Aim → Out of the lines below, please list those that hold the string "this".

### Data for the task

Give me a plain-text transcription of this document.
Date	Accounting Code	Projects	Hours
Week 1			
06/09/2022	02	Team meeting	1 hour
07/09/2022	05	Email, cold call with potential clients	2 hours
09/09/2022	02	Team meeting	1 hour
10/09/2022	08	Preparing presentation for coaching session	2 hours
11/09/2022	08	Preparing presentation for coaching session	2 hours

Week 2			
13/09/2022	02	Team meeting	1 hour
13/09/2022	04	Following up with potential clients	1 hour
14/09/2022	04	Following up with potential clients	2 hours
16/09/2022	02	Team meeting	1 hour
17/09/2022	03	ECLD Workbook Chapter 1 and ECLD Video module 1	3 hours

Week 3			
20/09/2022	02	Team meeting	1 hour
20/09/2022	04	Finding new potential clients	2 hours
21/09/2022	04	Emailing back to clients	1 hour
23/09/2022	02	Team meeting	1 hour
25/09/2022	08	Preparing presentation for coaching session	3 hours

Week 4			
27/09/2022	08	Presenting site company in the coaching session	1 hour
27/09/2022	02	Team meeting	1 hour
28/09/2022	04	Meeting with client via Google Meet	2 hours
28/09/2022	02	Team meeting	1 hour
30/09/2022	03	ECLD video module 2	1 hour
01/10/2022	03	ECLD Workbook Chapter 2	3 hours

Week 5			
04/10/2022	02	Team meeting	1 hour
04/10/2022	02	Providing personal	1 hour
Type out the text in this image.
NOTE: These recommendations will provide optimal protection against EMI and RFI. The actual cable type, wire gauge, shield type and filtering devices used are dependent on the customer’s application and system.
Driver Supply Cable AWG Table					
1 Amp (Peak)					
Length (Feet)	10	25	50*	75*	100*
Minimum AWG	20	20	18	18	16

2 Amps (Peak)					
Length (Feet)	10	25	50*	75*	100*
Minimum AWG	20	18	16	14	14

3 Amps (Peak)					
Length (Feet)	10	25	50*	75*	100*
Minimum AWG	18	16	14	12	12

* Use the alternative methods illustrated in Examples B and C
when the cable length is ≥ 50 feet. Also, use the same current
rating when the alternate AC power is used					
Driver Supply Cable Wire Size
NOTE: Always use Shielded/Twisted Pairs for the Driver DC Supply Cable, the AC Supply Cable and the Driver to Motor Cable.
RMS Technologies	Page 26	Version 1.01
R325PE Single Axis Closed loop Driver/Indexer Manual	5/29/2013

######

Task result →
Give me a plain-text transcription of this document.
Type out the text in this image.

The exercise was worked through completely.